◆ **Records for processing**
>>>

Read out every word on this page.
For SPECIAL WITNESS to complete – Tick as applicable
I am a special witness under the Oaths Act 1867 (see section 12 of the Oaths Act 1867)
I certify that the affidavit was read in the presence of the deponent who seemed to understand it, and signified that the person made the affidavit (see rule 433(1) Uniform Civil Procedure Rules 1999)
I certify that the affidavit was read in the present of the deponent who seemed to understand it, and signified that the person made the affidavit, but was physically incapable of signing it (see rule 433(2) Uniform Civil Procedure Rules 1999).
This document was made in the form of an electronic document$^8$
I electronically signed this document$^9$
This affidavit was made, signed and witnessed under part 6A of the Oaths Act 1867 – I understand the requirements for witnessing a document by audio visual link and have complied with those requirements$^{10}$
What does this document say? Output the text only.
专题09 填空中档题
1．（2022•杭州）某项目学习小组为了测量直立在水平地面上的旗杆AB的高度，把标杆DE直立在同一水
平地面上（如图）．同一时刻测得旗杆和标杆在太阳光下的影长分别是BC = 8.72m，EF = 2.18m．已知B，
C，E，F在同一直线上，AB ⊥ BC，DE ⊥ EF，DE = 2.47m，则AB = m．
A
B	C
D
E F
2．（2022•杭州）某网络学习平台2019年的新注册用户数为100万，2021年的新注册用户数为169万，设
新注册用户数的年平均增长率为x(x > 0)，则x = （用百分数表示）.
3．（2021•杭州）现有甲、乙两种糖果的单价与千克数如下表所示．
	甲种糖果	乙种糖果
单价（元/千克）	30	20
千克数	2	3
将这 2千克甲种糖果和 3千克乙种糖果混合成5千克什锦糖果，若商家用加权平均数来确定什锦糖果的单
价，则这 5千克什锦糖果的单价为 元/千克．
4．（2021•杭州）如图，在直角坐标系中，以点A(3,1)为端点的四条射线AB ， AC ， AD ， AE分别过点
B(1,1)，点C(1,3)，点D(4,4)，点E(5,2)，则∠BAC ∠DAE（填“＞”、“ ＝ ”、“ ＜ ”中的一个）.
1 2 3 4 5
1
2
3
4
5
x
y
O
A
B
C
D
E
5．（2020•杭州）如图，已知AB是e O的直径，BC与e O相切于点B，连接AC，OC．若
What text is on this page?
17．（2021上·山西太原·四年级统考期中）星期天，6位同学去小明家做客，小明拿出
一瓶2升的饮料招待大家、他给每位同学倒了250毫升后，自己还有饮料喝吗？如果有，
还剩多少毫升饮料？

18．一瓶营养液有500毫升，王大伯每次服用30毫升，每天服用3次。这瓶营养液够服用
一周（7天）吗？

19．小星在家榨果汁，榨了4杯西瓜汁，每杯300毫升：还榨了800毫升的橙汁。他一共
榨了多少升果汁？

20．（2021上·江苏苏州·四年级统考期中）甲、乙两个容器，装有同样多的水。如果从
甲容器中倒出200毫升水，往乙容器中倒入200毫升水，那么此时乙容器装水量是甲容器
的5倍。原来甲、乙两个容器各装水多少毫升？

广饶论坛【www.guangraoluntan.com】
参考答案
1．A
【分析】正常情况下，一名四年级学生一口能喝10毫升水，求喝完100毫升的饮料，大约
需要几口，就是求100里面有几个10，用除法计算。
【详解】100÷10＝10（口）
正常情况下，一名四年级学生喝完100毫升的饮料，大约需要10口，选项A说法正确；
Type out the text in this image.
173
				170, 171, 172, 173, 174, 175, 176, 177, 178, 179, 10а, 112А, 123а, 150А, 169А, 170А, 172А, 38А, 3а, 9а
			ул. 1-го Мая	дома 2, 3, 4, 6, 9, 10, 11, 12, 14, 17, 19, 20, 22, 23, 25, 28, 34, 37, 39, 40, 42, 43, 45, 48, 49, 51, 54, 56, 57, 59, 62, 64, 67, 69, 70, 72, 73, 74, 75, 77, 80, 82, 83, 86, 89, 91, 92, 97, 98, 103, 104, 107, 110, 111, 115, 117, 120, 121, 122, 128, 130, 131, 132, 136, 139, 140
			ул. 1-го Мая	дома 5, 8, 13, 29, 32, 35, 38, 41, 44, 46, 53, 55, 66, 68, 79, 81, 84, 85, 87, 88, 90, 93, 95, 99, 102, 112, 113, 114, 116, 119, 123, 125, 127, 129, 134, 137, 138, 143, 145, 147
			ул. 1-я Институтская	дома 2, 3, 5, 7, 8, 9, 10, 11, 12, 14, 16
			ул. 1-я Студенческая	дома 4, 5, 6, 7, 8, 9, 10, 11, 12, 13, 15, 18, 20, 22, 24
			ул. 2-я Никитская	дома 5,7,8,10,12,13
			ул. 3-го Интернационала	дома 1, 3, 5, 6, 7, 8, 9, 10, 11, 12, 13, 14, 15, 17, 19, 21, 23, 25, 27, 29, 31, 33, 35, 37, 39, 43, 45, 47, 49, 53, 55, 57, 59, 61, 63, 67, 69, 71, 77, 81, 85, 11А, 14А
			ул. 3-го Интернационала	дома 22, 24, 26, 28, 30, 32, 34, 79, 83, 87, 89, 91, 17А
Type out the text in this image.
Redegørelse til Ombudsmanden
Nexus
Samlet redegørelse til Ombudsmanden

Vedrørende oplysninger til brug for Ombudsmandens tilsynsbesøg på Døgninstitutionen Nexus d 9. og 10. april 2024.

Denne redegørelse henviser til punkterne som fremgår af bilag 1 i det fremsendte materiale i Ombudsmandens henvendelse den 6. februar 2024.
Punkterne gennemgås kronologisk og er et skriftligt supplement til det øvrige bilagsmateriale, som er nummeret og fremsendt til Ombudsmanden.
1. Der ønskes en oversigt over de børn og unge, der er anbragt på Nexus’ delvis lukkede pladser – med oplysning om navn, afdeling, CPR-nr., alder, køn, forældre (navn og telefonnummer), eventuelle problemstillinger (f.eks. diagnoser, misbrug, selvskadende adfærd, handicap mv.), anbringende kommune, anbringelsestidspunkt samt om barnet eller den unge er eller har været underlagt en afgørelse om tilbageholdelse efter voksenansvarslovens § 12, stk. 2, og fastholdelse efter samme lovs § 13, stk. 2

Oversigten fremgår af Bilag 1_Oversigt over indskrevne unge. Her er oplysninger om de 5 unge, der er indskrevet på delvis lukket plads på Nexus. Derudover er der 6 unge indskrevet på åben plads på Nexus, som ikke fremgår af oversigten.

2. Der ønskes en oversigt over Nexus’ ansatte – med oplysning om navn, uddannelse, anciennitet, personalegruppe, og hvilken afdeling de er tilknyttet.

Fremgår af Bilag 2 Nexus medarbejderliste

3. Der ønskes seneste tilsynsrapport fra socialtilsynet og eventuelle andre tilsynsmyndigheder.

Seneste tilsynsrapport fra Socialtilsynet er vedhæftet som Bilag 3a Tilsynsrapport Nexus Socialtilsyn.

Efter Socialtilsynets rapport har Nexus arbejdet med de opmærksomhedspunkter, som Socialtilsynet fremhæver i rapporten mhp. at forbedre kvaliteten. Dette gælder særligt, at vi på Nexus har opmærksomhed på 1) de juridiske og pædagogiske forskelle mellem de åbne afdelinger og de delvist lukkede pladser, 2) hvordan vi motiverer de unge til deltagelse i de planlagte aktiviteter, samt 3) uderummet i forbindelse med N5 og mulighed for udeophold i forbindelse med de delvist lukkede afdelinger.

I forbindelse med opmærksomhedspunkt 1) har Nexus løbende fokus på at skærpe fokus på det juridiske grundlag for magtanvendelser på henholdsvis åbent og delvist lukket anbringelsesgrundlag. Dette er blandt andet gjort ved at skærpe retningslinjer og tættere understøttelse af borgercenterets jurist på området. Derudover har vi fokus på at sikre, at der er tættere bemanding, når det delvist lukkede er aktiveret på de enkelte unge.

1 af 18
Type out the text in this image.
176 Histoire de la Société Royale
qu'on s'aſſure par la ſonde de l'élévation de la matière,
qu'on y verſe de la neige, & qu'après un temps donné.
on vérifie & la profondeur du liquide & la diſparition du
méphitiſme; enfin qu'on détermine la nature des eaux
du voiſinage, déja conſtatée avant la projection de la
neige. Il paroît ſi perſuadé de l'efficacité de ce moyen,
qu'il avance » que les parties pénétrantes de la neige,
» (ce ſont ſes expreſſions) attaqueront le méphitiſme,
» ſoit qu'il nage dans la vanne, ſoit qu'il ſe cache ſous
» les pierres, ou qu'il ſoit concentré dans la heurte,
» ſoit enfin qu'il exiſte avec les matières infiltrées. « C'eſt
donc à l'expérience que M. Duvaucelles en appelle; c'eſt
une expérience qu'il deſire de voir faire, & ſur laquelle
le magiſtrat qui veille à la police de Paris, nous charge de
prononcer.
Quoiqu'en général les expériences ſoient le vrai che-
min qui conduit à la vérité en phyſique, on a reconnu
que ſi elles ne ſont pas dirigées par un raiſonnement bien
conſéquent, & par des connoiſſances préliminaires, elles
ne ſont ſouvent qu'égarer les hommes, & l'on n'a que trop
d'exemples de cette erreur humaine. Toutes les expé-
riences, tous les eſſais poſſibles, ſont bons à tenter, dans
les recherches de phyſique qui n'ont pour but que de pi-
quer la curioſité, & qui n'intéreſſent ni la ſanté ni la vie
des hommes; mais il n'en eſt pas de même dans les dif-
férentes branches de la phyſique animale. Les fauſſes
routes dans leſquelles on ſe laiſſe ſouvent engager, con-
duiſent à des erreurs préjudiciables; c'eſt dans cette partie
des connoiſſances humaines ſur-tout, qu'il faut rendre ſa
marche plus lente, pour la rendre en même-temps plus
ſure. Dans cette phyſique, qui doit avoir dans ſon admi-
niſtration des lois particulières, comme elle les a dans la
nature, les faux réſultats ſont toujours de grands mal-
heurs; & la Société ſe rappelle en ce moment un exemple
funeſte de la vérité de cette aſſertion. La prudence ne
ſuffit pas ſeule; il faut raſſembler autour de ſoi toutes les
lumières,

<<<

◆ **Task brief**
Collect each line above holding the string "page".

◆ **Task answer**
Read out every word on this page.
What text is on this page?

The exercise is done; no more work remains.